In the listing below, find every line with the string "Madeira" and pull it out.

## BEGIN Exercise data

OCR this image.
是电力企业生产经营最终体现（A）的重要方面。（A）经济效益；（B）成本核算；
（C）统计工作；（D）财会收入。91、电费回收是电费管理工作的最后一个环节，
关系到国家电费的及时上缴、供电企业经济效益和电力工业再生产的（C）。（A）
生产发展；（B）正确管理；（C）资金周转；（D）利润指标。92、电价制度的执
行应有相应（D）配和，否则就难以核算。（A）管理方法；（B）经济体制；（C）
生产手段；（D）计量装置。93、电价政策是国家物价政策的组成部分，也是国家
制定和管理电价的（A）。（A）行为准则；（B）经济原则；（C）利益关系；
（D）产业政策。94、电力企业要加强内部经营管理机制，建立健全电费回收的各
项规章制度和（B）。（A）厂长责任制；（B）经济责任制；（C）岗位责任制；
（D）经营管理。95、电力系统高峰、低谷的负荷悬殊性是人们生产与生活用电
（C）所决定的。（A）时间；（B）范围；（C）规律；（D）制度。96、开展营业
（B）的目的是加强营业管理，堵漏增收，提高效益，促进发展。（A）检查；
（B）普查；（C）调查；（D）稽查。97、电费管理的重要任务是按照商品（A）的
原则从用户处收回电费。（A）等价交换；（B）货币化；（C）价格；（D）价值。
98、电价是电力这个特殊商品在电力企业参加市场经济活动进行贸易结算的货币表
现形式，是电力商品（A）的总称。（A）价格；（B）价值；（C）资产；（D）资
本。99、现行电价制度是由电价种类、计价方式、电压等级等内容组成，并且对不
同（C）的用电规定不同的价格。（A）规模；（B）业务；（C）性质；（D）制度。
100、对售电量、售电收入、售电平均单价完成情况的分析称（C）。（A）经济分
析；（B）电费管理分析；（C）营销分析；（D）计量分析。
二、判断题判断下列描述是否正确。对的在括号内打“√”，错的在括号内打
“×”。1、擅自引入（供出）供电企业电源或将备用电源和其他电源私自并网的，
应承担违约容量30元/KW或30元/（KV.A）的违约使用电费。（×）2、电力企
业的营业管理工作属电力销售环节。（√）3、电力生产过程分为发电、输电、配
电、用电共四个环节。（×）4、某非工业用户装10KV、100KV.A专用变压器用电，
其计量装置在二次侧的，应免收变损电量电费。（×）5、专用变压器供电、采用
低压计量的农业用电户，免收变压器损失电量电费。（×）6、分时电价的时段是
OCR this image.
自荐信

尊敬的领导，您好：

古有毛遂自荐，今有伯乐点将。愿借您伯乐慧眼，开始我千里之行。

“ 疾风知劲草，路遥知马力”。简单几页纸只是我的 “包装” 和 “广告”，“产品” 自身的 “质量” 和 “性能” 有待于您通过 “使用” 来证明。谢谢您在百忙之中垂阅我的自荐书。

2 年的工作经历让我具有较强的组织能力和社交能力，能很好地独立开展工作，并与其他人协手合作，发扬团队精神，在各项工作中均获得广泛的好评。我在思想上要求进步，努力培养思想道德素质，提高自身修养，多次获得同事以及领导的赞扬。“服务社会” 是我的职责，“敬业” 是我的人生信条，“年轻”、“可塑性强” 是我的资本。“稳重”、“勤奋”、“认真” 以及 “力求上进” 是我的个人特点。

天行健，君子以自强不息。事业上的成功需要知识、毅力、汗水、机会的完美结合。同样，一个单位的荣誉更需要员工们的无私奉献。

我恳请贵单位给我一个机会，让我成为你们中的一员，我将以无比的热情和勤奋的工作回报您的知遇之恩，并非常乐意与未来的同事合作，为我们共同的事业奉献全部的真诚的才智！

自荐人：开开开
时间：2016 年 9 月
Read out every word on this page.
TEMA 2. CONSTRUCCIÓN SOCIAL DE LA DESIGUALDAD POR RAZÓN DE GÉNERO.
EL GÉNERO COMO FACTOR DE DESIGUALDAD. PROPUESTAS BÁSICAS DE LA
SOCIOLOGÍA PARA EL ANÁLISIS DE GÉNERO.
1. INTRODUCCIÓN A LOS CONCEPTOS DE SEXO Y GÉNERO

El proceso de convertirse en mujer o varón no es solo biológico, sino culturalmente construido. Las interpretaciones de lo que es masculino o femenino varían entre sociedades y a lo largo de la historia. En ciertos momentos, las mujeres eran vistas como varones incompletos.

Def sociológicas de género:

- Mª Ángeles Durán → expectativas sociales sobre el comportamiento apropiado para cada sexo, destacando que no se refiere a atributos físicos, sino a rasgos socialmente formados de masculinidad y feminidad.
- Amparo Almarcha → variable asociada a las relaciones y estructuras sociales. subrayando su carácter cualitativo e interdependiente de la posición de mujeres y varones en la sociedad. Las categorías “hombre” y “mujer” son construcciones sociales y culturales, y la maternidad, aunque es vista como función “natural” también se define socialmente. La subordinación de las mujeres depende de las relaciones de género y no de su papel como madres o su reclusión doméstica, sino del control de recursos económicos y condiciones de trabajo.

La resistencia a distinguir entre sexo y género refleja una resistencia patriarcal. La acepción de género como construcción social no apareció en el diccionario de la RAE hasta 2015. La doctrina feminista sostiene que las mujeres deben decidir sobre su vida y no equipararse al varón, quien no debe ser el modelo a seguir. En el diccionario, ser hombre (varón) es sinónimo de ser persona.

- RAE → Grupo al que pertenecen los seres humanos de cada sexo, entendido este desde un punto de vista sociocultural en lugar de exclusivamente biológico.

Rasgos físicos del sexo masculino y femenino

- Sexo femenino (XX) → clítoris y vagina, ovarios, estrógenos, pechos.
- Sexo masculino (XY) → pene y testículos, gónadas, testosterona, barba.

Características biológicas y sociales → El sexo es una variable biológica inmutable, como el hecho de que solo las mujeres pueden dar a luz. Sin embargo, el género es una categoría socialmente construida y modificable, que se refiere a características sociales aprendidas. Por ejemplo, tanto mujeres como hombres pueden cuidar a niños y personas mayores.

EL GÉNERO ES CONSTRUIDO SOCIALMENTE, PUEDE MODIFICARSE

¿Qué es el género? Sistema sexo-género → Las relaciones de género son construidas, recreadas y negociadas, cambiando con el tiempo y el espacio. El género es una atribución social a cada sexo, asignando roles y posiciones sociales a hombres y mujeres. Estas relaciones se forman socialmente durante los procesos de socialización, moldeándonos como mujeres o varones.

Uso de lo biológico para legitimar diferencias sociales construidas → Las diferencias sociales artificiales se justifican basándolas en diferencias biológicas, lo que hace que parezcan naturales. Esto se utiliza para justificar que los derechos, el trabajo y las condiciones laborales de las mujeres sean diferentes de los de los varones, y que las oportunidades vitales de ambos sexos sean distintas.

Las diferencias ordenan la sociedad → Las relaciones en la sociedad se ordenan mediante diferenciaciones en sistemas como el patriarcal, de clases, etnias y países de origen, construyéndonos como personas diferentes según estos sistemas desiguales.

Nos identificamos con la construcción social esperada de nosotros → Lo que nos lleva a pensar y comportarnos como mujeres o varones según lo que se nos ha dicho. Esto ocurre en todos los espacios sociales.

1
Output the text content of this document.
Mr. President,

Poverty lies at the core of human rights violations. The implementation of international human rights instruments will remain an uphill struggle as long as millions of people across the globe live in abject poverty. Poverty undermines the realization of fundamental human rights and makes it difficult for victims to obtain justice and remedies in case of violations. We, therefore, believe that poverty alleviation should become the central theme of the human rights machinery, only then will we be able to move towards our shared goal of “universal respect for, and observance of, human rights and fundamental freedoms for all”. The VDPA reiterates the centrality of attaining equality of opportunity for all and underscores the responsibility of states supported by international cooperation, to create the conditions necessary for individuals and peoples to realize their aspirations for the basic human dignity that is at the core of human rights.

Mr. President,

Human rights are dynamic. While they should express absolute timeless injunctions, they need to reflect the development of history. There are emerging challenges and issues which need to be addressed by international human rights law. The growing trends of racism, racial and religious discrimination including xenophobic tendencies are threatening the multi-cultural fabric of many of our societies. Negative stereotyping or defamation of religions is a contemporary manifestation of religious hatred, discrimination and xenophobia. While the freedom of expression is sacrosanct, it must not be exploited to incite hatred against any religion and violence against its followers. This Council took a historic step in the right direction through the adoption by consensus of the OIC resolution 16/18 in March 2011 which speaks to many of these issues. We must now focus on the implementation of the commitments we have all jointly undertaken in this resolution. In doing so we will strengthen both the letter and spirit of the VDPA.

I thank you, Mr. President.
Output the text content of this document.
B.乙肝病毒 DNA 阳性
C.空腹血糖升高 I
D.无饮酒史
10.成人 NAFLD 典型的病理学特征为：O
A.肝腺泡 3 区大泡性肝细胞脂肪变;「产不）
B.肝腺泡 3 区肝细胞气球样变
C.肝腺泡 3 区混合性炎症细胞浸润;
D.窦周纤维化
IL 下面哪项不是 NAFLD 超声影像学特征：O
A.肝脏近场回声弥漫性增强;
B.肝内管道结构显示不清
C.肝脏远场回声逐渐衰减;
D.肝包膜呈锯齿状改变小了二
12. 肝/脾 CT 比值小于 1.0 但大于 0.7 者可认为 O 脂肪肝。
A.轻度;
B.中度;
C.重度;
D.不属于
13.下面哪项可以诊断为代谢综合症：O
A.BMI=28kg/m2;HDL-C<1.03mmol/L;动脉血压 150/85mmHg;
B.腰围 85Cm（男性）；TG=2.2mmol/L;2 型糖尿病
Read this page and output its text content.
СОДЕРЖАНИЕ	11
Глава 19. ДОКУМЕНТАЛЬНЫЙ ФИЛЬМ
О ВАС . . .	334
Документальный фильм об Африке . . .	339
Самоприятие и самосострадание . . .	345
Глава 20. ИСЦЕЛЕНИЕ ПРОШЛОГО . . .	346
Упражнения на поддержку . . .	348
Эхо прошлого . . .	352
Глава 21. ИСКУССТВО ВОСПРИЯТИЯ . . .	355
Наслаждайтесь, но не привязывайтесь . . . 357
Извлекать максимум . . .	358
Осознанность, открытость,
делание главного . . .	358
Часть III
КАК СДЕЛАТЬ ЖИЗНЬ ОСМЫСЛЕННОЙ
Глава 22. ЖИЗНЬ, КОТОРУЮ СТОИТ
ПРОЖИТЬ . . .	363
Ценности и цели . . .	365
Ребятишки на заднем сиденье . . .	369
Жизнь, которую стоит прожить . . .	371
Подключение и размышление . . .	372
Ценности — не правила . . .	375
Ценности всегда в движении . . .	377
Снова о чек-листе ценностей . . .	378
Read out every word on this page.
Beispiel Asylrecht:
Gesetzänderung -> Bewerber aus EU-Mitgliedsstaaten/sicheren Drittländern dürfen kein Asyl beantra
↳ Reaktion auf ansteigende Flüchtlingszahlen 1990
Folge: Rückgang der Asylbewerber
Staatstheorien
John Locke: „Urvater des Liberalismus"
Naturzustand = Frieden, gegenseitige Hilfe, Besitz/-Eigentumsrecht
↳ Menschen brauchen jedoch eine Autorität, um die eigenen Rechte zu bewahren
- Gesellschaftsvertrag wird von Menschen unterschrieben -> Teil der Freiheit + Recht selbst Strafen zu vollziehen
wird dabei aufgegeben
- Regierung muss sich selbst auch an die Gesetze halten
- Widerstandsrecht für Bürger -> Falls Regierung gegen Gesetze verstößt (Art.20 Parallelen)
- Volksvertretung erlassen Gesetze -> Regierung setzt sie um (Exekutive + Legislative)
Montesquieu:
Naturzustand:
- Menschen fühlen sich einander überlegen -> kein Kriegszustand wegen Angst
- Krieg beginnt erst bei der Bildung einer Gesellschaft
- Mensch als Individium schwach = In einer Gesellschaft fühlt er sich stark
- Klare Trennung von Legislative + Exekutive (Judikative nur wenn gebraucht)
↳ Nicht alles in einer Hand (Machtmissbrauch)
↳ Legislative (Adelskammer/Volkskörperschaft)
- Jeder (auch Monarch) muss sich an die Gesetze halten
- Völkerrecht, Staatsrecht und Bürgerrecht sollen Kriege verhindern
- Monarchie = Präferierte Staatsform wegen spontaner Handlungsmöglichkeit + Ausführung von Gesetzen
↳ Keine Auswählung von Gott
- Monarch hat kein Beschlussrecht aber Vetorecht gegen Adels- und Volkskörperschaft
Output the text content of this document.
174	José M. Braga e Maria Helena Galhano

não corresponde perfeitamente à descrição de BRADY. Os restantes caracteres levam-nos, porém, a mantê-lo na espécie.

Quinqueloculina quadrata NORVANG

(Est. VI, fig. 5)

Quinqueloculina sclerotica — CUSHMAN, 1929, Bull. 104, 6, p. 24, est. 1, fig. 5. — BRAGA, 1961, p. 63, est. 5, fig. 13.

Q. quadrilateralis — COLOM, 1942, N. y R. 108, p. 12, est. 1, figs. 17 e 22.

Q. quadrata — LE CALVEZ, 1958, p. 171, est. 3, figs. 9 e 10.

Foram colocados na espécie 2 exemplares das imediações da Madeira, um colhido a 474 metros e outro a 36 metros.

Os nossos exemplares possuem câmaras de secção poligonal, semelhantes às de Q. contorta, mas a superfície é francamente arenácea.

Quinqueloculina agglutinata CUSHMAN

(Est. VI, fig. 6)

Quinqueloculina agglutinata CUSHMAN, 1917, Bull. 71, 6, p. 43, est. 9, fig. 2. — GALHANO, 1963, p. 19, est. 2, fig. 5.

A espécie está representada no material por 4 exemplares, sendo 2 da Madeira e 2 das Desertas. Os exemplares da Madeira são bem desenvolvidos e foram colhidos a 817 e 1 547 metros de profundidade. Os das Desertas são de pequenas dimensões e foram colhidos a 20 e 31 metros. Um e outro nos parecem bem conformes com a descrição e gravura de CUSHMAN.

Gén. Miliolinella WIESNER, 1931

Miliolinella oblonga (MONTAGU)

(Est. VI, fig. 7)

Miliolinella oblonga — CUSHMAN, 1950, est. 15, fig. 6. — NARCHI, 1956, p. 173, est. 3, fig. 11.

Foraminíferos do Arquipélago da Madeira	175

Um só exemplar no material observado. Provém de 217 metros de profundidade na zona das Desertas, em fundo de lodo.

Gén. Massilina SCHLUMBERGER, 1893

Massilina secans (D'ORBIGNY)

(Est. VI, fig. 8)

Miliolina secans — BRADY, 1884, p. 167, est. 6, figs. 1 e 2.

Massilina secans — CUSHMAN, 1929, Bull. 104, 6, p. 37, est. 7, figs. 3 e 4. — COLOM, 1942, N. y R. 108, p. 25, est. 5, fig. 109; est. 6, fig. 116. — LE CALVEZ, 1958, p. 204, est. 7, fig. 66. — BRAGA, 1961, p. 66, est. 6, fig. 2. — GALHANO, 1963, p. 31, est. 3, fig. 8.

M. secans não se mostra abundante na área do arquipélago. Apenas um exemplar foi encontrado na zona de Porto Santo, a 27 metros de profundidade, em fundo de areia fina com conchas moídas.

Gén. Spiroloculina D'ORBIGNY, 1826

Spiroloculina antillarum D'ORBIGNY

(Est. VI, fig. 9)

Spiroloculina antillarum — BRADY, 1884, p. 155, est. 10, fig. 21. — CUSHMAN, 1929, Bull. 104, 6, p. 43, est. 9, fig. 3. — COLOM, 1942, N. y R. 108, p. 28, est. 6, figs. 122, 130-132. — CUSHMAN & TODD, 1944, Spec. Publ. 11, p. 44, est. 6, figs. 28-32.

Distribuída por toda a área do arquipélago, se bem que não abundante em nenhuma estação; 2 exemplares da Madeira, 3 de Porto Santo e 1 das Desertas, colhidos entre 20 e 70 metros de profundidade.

## END Exercise data

◆ Written answer ◆
Foram colocados na espécie 2 exemplares das imediações da Madeira, um colhido a 474 metros e outro a 36 metros.
A espécie está representada no material por 4 exemplares, sendo 2 da Madeira e 2 das Desertas. Os exemplares da Madeira são bem desenvolvidos e foram colhidos a 817 e 1 547 metros de profundidade. Os das Desertas são de pequenas dimensões e foram colhidos a 20 e 31 metros. Um e outro nos parecem bem conformes com a descrição e gravura de CUSHMAN.
Foraminíferos do Arquipélago da Madeira	175
Distribuída por toda a área do arquipélago, se bem que não abundante em nenhuma estação; 2 exemplares da Madeira, 3 de Porto Santo e 1 das Desertas, colhidos entre 20 e 70 metros de profundidade.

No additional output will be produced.